I think that books and other sources on Tibetan Medicine could give you a fair insight on the issue of the five elements and their relation to one another, since traditional Tibetan health care is fully based on this concept. However, that system distinguishes water, earth, air, fire, and space instead of metal.

 

I also like the western alchemy approach, it seems logical (although I don't know what its good for):

water - liquid

earth - solid

fire - plasma

air - gas

quintessence - the element of thought, or idea, which is not like any other.

 

"Metal is just a form of earth" -- very good, but it's a distinctly next phase, much like "fire is just a form of wood" and "wood is just a form of water."

------------------------------------------------

=== TASK REQUIREMENTS ===
Copy out the comment on the five elements in full, character for character.

=== Document understanding data ===

------------------------------------------------

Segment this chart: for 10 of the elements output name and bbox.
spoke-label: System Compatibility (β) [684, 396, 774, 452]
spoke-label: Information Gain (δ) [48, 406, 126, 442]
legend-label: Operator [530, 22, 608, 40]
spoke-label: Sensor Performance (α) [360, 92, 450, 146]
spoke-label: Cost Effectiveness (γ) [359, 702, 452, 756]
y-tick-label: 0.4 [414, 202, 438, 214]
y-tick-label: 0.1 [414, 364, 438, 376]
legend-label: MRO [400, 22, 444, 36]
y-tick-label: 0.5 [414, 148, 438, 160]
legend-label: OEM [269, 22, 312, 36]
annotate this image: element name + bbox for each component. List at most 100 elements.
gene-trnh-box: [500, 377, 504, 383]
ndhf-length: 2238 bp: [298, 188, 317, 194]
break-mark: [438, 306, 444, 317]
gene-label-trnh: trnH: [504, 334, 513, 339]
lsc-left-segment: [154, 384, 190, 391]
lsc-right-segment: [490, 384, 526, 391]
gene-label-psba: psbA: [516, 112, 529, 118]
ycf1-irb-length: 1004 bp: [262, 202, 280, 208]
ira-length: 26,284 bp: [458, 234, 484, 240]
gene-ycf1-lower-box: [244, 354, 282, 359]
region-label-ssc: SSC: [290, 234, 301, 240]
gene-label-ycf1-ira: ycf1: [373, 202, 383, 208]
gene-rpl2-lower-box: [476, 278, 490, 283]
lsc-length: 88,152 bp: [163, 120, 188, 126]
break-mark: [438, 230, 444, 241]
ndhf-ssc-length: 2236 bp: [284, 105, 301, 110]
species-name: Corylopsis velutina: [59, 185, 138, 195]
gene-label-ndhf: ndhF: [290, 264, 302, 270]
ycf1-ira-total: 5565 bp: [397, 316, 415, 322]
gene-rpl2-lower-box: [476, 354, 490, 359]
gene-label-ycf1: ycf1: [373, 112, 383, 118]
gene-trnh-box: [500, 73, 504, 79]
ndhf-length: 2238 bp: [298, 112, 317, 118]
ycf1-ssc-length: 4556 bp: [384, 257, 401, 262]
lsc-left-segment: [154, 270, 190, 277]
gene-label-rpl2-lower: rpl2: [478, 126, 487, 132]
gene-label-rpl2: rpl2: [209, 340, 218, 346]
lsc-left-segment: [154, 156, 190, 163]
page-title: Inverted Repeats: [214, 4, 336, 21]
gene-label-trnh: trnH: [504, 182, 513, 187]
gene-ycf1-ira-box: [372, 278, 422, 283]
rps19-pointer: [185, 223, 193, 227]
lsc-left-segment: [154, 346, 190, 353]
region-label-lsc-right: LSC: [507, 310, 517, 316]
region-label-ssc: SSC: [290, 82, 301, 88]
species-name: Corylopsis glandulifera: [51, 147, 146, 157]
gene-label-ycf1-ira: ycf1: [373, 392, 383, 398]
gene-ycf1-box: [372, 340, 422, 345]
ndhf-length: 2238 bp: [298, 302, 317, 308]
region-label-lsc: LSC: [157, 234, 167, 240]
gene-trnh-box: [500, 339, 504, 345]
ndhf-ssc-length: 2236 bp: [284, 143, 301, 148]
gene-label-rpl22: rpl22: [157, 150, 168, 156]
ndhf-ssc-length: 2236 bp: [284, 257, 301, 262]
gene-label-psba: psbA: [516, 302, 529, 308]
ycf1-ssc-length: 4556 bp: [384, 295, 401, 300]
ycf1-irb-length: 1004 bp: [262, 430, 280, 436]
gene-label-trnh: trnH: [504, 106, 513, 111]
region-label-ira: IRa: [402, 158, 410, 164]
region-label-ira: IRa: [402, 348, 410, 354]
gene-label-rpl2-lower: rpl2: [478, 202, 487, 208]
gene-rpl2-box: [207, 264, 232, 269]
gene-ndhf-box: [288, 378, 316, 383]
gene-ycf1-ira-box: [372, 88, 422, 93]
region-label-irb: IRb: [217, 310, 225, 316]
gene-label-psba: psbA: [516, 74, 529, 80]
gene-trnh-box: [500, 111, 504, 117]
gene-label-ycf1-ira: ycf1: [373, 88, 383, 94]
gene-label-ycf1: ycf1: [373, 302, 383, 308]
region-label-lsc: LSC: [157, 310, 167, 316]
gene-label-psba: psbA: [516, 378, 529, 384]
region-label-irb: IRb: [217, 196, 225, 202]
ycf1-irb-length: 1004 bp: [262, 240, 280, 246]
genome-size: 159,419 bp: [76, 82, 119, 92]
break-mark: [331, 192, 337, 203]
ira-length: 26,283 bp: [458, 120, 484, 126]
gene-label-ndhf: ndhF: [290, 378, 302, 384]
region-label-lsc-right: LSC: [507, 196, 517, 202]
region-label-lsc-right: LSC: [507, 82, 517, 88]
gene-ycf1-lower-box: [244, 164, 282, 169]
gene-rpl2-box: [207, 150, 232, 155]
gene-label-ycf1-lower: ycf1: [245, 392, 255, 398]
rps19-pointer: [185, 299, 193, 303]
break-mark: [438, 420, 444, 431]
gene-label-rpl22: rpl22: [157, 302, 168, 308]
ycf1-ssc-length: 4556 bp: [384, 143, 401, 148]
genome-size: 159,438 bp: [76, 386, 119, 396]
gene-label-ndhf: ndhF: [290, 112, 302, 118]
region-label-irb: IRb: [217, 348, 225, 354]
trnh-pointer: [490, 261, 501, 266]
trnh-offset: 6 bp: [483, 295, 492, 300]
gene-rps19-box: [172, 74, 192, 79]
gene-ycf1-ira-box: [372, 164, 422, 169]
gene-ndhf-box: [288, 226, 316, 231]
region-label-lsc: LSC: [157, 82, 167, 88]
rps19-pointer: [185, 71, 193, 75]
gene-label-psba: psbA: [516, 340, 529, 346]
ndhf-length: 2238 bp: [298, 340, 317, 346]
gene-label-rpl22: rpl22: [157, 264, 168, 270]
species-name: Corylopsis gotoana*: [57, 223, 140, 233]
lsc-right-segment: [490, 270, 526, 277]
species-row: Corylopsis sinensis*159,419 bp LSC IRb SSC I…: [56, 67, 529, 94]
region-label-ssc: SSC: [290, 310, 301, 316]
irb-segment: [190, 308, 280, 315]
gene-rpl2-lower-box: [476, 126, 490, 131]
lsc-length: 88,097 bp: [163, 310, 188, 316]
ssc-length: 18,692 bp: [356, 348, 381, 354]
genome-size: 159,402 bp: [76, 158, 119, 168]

------------------------------------------------

=== ANSWER ===
I think that books and other sources on Tibetan Medicine could give you a fair insight on the issue of the five elements and their relation to one another, since traditional Tibetan health care is fully based on this concept. However, that system distinguishes water, earth, air, fire, and space instead of metal.

 

I also like the western alchemy approach, it seems logical (although I don't know what its good for):

water - liquid

earth - solid

fire - plasma

air - gas

quintessence - the element of thought, or idea, which is not like any other.

 

"Metal is just a form of earth" -- very good, but it's a distinctly next phase, much like "fire is just a form of wood" and "wood is just a form of water."